What is asked: Pick every line from the data that holds the word "each".

Source records:
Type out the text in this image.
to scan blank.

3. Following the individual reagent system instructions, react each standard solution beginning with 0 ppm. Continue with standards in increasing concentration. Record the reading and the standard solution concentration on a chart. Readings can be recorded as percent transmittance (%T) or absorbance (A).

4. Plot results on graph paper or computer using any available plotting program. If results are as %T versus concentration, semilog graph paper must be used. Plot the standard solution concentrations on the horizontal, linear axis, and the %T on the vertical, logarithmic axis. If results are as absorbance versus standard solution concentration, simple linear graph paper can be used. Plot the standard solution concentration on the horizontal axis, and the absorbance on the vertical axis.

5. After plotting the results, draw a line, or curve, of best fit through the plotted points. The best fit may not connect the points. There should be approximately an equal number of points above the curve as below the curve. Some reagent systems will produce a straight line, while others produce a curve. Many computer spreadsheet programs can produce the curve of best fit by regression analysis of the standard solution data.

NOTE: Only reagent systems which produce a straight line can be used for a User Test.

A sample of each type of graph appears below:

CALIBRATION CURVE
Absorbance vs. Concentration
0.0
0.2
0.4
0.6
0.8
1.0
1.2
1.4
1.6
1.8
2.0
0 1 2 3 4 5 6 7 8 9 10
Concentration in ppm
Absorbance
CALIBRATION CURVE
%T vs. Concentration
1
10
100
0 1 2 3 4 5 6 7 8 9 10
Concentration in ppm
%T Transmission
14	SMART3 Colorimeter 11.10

Response to this exercise:
3. Following the individual reagent system instructions, react each standard solution beginning with 0 ppm. Continue with standards in increasing concentration. Record the reading and the standard solution concentration on a chart. Readings can be recorded as percent transmittance (%T) or absorbance (A).
A sample of each type of graph appears below:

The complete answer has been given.